··· Stored data ···

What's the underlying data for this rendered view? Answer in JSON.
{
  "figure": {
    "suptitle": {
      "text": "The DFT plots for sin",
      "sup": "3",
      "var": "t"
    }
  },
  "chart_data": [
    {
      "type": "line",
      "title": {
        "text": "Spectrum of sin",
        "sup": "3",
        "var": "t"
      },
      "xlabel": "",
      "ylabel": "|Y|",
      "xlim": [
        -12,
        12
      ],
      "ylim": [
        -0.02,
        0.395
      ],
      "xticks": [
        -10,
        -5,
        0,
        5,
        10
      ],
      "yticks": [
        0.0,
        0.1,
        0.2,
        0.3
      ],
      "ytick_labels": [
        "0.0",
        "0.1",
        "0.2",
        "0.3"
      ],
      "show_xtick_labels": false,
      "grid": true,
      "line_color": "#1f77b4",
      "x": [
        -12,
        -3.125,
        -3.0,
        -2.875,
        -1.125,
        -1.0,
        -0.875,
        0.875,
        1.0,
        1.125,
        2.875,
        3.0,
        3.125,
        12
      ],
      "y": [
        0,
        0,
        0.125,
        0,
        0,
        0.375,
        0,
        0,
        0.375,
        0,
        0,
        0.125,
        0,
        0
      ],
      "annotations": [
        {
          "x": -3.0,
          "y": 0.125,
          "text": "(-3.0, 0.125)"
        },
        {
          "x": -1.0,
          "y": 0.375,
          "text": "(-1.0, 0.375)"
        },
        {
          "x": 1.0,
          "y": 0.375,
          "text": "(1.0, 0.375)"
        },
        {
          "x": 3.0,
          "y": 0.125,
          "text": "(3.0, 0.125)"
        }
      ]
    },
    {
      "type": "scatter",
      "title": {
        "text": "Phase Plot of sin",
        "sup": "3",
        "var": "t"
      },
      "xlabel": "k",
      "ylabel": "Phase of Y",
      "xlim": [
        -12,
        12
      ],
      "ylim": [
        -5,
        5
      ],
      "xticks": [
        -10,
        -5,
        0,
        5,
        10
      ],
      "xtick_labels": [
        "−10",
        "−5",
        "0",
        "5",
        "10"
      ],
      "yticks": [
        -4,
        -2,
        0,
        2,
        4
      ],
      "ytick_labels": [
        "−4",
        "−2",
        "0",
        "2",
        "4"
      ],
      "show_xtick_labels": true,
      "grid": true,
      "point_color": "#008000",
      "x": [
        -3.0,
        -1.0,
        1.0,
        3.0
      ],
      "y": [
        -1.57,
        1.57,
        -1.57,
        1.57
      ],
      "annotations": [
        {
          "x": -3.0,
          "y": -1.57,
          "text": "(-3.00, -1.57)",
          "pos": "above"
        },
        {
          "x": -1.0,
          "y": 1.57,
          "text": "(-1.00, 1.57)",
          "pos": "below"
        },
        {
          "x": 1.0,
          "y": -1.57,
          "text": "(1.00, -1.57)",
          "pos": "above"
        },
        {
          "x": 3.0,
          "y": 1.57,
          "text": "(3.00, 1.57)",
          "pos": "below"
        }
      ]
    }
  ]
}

···

→ **Exercise prompt**:
Write out every line from the records above, word for word.

→ **Answer to this exercise**:
What's the underlying data for this rendered view? Answer in JSON.
{
  "figure": {
    "suptitle": {
      "text": "The DFT plots for sin",
      "sup": "3",
      "var": "t"
    }
  },
  "chart_data": [
    {
      "type": "line",
      "title": {
        "text": "Spectrum of sin",
        "sup": "3",
        "var": "t"
      },
      "xlabel": "",
      "ylabel": "|Y|",
      "xlim": [
        -12,
        12
      ],
      "ylim": [
        -0.02,
        0.395
      ],
      "xticks": [
        -10,
        -5,
        0,
        5,
        10
      ],
      "yticks": [
        0.0,
        0.1,
        0.2,
        0.3
      ],
      "ytick_labels": [
        "0.0",
        "0.1",
        "0.2",
        "0.3"
      ],
      "show_xtick_labels": false,
      "grid": true,
      "line_color": "#1f77b4",
      "x": [
        -12,
        -3.125,
        -3.0,
        -2.875,
        -1.125,
        -1.0,
        -0.875,
        0.875,
        1.0,
        1.125,
        2.875,
        3.0,
        3.125,
        12
      ],
      "y": [
        0,
        0,
        0.125,
        0,
        0,
        0.375,
        0,
        0,
        0.375,
        0,
        0,
        0.125,
        0,
        0
      ],
      "annotations": [
        {
          "x": -3.0,
          "y": 0.125,
          "text": "(-3.0, 0.125)"
        },
        {
          "x": -1.0,
          "y": 0.375,
          "text": "(-1.0, 0.375)"
        },
        {
          "x": 1.0,
          "y": 0.375,
          "text": "(1.0, 0.375)"
        },
        {
          "x": 3.0,
          "y": 0.125,
          "text": "(3.0, 0.125)"
        }
      ]
    },
    {
      "type": "scatter",
      "title": {
        "text": "Phase Plot of sin",
        "sup": "3",
        "var": "t"
      },
      "xlabel": "k",
      "ylabel": "Phase of Y",
      "xlim": [
        -12,
        12
      ],
      "ylim": [
        -5,
        5
      ],
      "xticks": [
        -10,
        -5,
        0,
        5,
        10
      ],
      "xtick_labels": [
        "−10",
        "−5",
        "0",
        "5",
        "10"
      ],
      "yticks": [
        -4,
        -2,
        0,
        2,
        4
      ],
      "ytick_labels": [
        "−4",
        "−2",
        "0",
        "2",
        "4"
      ],
      "show_xtick_labels": true,
      "grid": true,
      "point_color": "#008000",
      "x": [
        -3.0,
        -1.0,
        1.0,
        3.0
      ],
      "y": [
        -1.57,
        1.57,
        -1.57,
        1.57
      ],
      "annotations": [
        {
          "x": -3.0,
          "y": -1.57,
          "text": "(-3.00, -1.57)",
          "pos": "above"
        },
        {
          "x": -1.0,
          "y": 1.57,
          "text": "(-1.00, 1.57)",
          "pos": "below"
        },
        {
          "x": 1.0,
          "y": -1.57,
          "text": "(1.00, -1.57)",
          "pos": "above"
        },
        {
          "x": 3.0,
          "y": 1.57,
          "text": "(3.00, 1.57)",
          "pos": "below"
        }
      ]
    }
  ]
}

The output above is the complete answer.